EXERCISE DESCRIPTION
Copy every record below exactly as written, but leave out the pictures.

Dataset excerpt
======
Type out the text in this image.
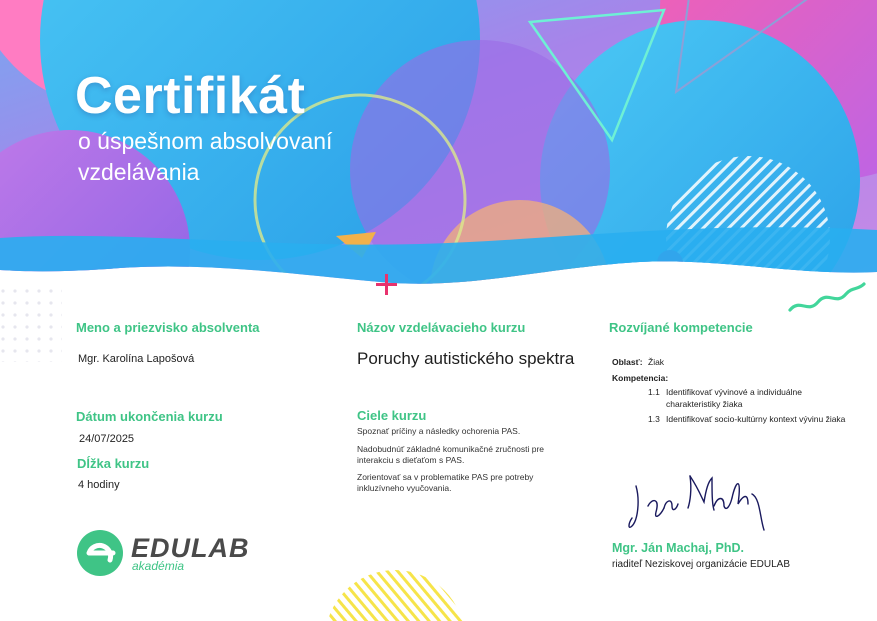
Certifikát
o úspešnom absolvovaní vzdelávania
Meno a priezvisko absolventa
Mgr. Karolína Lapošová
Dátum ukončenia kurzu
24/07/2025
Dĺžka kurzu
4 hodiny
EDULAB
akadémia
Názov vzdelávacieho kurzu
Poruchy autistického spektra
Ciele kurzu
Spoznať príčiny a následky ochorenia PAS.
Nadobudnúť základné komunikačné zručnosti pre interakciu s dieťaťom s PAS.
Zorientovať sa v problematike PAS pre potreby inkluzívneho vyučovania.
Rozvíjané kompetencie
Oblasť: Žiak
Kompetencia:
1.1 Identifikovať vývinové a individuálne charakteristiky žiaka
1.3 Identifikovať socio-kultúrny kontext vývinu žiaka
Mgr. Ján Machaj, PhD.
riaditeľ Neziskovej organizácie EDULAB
======
FINAL RESULT
Type out the text in this image.
Certifikát
o úspešnom absolvovaní vzdelávania
Meno a priezvisko absolventa
Mgr. Karolína Lapošová
Dátum ukončenia kurzu
24/07/2025
Dĺžka kurzu
4 hodiny
EDULAB
akadémia
Názov vzdelávacieho kurzu
Poruchy autistického spektra
Ciele kurzu
Spoznať príčiny a následky ochorenia PAS.
Nadobudnúť základné komunikačné zručnosti pre interakciu s dieťaťom s PAS.
Zorientovať sa v problematike PAS pre potreby inkluzívneho vyučovania.
Rozvíjané kompetencie
Oblasť: Žiak
Kompetencia:
1.1 Identifikovať vývinové a individuálne charakteristiky žiaka
1.3 Identifikovať socio-kultúrny kontext vývinu žiaka
Mgr. Ján Machaj, PhD.
riaditeľ Neziskovej organizácie EDULAB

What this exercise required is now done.